Find every line in the records below that holds the word "have" and copy it.

• Data for this exercise:
(begin)

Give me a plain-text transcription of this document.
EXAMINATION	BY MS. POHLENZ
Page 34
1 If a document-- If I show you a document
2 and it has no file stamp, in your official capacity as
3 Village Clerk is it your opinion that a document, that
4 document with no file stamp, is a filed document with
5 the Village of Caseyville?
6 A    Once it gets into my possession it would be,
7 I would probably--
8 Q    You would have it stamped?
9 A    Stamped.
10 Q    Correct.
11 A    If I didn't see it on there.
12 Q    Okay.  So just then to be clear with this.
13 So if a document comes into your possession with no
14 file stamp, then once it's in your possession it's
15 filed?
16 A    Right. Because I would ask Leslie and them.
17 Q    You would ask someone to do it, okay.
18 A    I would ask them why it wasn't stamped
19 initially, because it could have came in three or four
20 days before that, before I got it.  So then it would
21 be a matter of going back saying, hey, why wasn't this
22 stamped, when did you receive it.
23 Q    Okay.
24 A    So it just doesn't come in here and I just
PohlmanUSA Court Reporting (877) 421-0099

(end)

• Task answer:
8 Q    You would have it stamped?
19 initially, because it could have came in three or four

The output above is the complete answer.